• _EXERCISE DETAILS_
Present the following entries again, word for word and in full.

• _Items from a dataset_
((

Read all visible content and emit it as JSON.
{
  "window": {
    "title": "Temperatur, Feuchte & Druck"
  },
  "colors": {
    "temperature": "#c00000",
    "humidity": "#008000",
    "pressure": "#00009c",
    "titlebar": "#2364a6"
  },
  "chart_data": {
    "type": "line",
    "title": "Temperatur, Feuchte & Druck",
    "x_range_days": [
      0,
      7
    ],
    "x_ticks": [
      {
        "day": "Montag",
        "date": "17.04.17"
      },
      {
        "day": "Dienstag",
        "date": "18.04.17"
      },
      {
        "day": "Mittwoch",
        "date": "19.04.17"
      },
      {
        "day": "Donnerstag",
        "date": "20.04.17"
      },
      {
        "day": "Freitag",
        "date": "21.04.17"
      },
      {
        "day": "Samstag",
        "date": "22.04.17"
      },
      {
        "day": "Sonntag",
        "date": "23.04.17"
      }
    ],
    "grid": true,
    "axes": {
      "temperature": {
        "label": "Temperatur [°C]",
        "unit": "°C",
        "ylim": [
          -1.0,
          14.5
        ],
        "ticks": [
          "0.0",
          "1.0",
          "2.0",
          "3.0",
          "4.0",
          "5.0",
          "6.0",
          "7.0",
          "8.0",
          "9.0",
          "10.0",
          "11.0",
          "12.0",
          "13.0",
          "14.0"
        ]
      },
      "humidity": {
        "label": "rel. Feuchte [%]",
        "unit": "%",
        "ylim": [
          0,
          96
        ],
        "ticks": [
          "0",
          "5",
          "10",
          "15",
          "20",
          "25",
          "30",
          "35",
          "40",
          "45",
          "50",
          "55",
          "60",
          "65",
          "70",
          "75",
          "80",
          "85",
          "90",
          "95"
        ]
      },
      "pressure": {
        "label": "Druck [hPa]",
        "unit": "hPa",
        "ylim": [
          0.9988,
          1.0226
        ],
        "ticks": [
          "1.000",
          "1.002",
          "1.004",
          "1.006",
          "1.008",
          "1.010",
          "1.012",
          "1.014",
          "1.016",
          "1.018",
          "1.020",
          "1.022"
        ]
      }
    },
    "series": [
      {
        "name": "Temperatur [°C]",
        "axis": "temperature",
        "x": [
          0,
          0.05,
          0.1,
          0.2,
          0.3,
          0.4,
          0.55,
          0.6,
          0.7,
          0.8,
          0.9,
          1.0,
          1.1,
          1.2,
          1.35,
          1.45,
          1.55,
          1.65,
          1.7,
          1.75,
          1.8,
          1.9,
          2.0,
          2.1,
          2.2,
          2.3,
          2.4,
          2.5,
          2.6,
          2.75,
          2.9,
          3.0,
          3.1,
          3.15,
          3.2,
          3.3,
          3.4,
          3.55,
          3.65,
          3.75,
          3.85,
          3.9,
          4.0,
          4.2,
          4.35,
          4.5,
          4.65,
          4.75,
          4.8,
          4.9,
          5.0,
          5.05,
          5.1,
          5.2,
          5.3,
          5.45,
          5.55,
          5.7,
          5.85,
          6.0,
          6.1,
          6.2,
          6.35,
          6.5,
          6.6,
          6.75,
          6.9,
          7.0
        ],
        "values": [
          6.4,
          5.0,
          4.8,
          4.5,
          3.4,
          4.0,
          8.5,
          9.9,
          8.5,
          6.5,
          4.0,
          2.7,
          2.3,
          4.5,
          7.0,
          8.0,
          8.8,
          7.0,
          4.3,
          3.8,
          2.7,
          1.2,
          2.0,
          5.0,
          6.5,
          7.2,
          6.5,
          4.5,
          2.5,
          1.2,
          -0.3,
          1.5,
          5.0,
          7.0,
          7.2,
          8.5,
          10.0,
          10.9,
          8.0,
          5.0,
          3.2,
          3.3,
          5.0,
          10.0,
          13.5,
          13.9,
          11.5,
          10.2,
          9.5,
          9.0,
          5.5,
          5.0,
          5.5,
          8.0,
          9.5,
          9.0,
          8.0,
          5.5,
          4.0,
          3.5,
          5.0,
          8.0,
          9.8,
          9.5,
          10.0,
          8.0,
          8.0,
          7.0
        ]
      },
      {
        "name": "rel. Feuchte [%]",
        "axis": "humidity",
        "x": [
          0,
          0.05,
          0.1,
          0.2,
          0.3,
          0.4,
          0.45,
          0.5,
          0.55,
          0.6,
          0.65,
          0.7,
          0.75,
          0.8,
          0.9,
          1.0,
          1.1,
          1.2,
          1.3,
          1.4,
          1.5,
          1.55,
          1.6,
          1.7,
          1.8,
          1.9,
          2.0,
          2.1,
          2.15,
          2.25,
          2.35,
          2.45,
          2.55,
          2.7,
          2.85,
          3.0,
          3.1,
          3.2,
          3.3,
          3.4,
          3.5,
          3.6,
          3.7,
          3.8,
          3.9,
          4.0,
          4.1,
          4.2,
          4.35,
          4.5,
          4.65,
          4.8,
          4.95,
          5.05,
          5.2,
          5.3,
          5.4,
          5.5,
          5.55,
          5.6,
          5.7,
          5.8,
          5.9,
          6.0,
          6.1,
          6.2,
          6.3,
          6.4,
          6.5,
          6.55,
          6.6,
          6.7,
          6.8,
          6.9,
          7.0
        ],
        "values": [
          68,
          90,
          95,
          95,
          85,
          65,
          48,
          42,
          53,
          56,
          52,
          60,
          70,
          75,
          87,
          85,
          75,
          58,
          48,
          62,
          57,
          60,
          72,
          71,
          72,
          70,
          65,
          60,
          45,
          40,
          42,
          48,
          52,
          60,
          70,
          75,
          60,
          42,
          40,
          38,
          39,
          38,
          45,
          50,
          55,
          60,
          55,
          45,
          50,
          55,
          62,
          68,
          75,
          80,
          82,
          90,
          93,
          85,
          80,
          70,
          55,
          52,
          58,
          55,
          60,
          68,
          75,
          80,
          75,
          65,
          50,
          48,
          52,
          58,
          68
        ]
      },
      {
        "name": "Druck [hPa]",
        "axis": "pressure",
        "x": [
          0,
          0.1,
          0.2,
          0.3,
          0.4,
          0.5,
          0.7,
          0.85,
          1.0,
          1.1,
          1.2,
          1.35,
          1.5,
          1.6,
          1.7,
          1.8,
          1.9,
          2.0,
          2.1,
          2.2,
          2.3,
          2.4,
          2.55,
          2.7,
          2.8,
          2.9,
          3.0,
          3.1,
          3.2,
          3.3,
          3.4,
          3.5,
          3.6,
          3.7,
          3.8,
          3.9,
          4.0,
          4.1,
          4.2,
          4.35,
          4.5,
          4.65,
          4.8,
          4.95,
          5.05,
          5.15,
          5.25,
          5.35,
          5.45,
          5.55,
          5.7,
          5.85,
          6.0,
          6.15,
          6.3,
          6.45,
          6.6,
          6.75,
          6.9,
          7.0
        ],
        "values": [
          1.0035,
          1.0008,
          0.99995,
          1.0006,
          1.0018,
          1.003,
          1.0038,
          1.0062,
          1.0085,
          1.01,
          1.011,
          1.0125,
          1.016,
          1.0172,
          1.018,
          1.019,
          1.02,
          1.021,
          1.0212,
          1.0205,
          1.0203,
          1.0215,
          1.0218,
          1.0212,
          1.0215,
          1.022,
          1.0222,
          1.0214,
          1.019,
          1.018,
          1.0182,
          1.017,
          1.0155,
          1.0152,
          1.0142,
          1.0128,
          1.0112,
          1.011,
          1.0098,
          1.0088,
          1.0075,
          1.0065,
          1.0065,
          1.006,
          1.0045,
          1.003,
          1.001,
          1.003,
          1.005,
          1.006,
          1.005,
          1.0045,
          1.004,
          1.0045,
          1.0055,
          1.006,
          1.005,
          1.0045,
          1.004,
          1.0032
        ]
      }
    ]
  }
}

))

• _RESPONSE TO THIS EXERCISE_
Read all visible content and emit it as JSON.
{
  "window": {
    "title": "Temperatur, Feuchte & Druck"
  },
  "colors": {
    "temperature": "#c00000",
    "humidity": "#008000",
    "pressure": "#00009c",
    "titlebar": "#2364a6"
  },
  "chart_data": {
    "type": "line",
    "title": "Temperatur, Feuchte & Druck",
    "x_range_days": [
      0,
      7
    ],
    "x_ticks": [
      {
        "day": "Montag",
        "date": "17.04.17"
      },
      {
        "day": "Dienstag",
        "date": "18.04.17"
      },
      {
        "day": "Mittwoch",
        "date": "19.04.17"
      },
      {
        "day": "Donnerstag",
        "date": "20.04.17"
      },
      {
        "day": "Freitag",
        "date": "21.04.17"
      },
      {
        "day": "Samstag",
        "date": "22.04.17"
      },
      {
        "day": "Sonntag",
        "date": "23.04.17"
      }
    ],
    "grid": true,
    "axes": {
      "temperature": {
        "label": "Temperatur [°C]",
        "unit": "°C",
        "ylim": [
          -1.0,
          14.5
        ],
        "ticks": [
          "0.0",
          "1.0",
          "2.0",
          "3.0",
          "4.0",
          "5.0",
          "6.0",
          "7.0",
          "8.0",
          "9.0",
          "10.0",
          "11.0",
          "12.0",
          "13.0",
          "14.0"
        ]
      },
      "humidity": {
        "label": "rel. Feuchte [%]",
        "unit": "%",
        "ylim": [
          0,
          96
        ],
        "ticks": [
          "0",
          "5",
          "10",
          "15",
          "20",
          "25",
          "30",
          "35",
          "40",
          "45",
          "50",
          "55",
          "60",
          "65",
          "70",
          "75",
          "80",
          "85",
          "90",
          "95"
        ]
      },
      "pressure": {
        "label": "Druck [hPa]",
        "unit": "hPa",
        "ylim": [
          0.9988,
          1.0226
        ],
        "ticks": [
          "1.000",
          "1.002",
          "1.004",
          "1.006",
          "1.008",
          "1.010",
          "1.012",
          "1.014",
          "1.016",
          "1.018",
          "1.020",
          "1.022"
        ]
      }
    },
    "series": [
      {
        "name": "Temperatur [°C]",
        "axis": "temperature",
        "x": [
          0,
          0.05,
          0.1,
          0.2,
          0.3,
          0.4,
          0.55,
          0.6,
          0.7,
          0.8,
          0.9,
          1.0,
          1.1,
          1.2,
          1.35,
          1.45,
          1.55,
          1.65,
          1.7,
          1.75,
          1.8,
          1.9,
          2.0,
          2.1,
          2.2,
          2.3,
          2.4,
          2.5,
          2.6,
          2.75,
          2.9,
          3.0,
          3.1,
          3.15,
          3.2,
          3.3,
          3.4,
          3.55,
          3.65,
          3.75,
          3.85,
          3.9,
          4.0,
          4.2,
          4.35,
          4.5,
          4.65,
          4.75,
          4.8,
          4.9,
          5.0,
          5.05,
          5.1,
          5.2,
          5.3,
          5.45,
          5.55,
          5.7,
          5.85,
          6.0,
          6.1,
          6.2,
          6.35,
          6.5,
          6.6,
          6.75,
          6.9,
          7.0
        ],
        "values": [
          6.4,
          5.0,
          4.8,
          4.5,
          3.4,
          4.0,
          8.5,
          9.9,
          8.5,
          6.5,
          4.0,
          2.7,
          2.3,
          4.5,
          7.0,
          8.0,
          8.8,
          7.0,
          4.3,
          3.8,
          2.7,
          1.2,
          2.0,
          5.0,
          6.5,
          7.2,
          6.5,
          4.5,
          2.5,
          1.2,
          -0.3,
          1.5,
          5.0,
          7.0,
          7.2,
          8.5,
          10.0,
          10.9,
          8.0,
          5.0,
          3.2,
          3.3,
          5.0,
          10.0,
          13.5,
          13.9,
          11.5,
          10.2,
          9.5,
          9.0,
          5.5,
          5.0,
          5.5,
          8.0,
          9.5,
          9.0,
          8.0,
          5.5,
          4.0,
          3.5,
          5.0,
          8.0,
          9.8,
          9.5,
          10.0,
          8.0,
          8.0,
          7.0
        ]
      },
      {
        "name": "rel. Feuchte [%]",
        "axis": "humidity",
        "x": [
          0,
          0.05,
          0.1,
          0.2,
          0.3,
          0.4,
          0.45,
          0.5,
          0.55,
          0.6,
          0.65,
          0.7,
          0.75,
          0.8,
          0.9,
          1.0,
          1.1,
          1.2,
          1.3,
          1.4,
          1.5,
          1.55,
          1.6,
          1.7,
          1.8,
          1.9,
          2.0,
          2.1,
          2.15,
          2.25,
          2.35,
          2.45,
          2.55,
          2.7,
          2.85,
          3.0,
          3.1,
          3.2,
          3.3,
          3.4,
          3.5,
          3.6,
          3.7,
          3.8,
          3.9,
          4.0,
          4.1,
          4.2,
          4.35,
          4.5,
          4.65,
          4.8,
          4.95,
          5.05,
          5.2,
          5.3,
          5.4,
          5.5,
          5.55,
          5.6,
          5.7,
          5.8,
          5.9,
          6.0,
          6.1,
          6.2,
          6.3,
          6.4,
          6.5,
          6.55,
          6.6,
          6.7,
          6.8,
          6.9,
          7.0
        ],
        "values": [
          68,
          90,
          95,
          95,
          85,
          65,
          48,
          42,
          53,
          56,
          52,
          60,
          70,
          75,
          87,
          85,
          75,
          58,
          48,
          62,
          57,
          60,
          72,
          71,
          72,
          70,
          65,
          60,
          45,
          40,
          42,
          48,
          52,
          60,
          70,
          75,
          60,
          42,
          40,
          38,
          39,
          38,
          45,
          50,
          55,
          60,
          55,
          45,
          50,
          55,
          62,
          68,
          75,
          80,
          82,
          90,
          93,
          85,
          80,
          70,
          55,
          52,
          58,
          55,
          60,
          68,
          75,
          80,
          75,
          65,
          50,
          48,
          52,
          58,
          68
        ]
      },
      {
        "name": "Druck [hPa]",
        "axis": "pressure",
        "x": [
          0,
          0.1,
          0.2,
          0.3,
          0.4,
          0.5,
          0.7,
          0.85,
          1.0,
          1.1,
          1.2,
          1.35,
          1.5,
          1.6,
          1.7,
          1.8,
          1.9,
          2.0,
          2.1,
          2.2,
          2.3,
          2.4,
          2.55,
          2.7,
          2.8,
          2.9,
          3.0,
          3.1,
          3.2,
          3.3,
          3.4,
          3.5,
          3.6,
          3.7,
          3.8,
          3.9,
          4.0,
          4.1,
          4.2,
          4.35,
          4.5,
          4.65,
          4.8,
          4.95,
          5.05,
          5.15,
          5.25,
          5.35,
          5.45,
          5.55,
          5.7,
          5.85,
          6.0,
          6.15,
          6.3,
          6.45,
          6.6,
          6.75,
          6.9,
          7.0
        ],
        "values": [
          1.0035,
          1.0008,
          0.99995,
          1.0006,
          1.0018,
          1.003,
          1.0038,
          1.0062,
          1.0085,
          1.01,
          1.011,
          1.0125,
          1.016,
          1.0172,
          1.018,
          1.019,
          1.02,
          1.021,
          1.0212,
          1.0205,
          1.0203,
          1.0215,
          1.0218,
          1.0212,
          1.0215,
          1.022,
          1.0222,
          1.0214,
          1.019,
          1.018,
          1.0182,
          1.017,
          1.0155,
          1.0152,
          1.0142,
          1.0128,
          1.0112,
          1.011,
          1.0098,
          1.0088,
          1.0075,
          1.0065,
          1.0065,
          1.006,
          1.0045,
          1.003,
          1.001,
          1.003,
          1.005,
          1.006,
          1.005,
          1.0045,
          1.004,
          1.0045,
          1.0055,
          1.006,
          1.005,
          1.0045,
          1.004,
          1.0032
        ]
      }
    ]
  }
}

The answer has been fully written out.